──────── INPUT ────────
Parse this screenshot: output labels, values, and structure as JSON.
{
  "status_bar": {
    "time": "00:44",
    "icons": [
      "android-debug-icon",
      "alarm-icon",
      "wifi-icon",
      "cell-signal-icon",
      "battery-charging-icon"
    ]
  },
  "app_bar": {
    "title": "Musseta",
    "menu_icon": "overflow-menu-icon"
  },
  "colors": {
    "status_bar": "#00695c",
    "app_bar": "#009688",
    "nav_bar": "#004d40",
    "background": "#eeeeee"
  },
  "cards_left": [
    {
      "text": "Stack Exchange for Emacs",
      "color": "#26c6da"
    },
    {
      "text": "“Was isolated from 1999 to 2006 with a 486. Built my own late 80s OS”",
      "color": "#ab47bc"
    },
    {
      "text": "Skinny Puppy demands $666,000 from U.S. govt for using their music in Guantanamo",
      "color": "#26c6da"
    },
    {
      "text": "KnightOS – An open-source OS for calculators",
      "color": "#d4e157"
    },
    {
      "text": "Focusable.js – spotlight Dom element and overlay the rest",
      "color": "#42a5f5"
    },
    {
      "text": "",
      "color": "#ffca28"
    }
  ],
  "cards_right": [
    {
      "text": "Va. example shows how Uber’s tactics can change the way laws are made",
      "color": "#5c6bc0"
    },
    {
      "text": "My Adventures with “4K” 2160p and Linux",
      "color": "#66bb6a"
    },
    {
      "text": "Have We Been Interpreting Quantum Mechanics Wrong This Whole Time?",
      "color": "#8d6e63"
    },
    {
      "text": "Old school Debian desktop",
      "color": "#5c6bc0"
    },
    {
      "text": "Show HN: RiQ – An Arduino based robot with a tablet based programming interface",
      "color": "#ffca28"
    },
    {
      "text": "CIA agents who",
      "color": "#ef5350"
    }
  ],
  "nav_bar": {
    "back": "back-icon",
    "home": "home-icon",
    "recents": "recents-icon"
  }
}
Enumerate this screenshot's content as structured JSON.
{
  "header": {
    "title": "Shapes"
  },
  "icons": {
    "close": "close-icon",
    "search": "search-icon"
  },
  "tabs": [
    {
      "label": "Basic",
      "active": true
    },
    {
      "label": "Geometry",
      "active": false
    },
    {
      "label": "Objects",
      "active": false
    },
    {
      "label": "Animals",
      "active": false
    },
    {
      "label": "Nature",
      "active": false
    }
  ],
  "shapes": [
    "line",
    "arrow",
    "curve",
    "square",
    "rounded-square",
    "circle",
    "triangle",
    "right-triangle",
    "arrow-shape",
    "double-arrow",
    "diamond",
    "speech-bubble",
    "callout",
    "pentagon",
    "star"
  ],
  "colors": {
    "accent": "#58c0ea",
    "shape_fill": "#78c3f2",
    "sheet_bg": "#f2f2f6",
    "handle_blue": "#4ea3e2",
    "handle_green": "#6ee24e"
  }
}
────────
PROBLEM: Give back the lines above exactly, from the one with "Enumerate this screenshot's" through the last line.

COMPLETE OUTPUT:
Enumerate this screenshot's content as structured JSON.
{
  "header": {
    "title": "Shapes"
  },
  "icons": {
    "close": "close-icon",
    "search": "search-icon"
  },
  "tabs": [
    {
      "label": "Basic",
      "active": true
    },
    {
      "label": "Geometry",
      "active": false
    },
    {
      "label": "Objects",
      "active": false
    },
    {
      "label": "Animals",
      "active": false
    },
    {
      "label": "Nature",
      "active": false
    }
  ],
  "shapes": [
    "line",
    "arrow",
    "curve",
    "square",
    "rounded-square",
    "circle",
    "triangle",
    "right-triangle",
    "arrow-shape",
    "double-arrow",
    "diamond",
    "speech-bubble",
    "callout",
    "pentagon",
    "star"
  ],
  "colors": {
    "accent": "#58c0ea",
    "shape_fill": "#78c3f2",
    "sheet_bg": "#f2f2f6",
    "handle_blue": "#4ea3e2",
    "handle_green": "#6ee24e"
  }
}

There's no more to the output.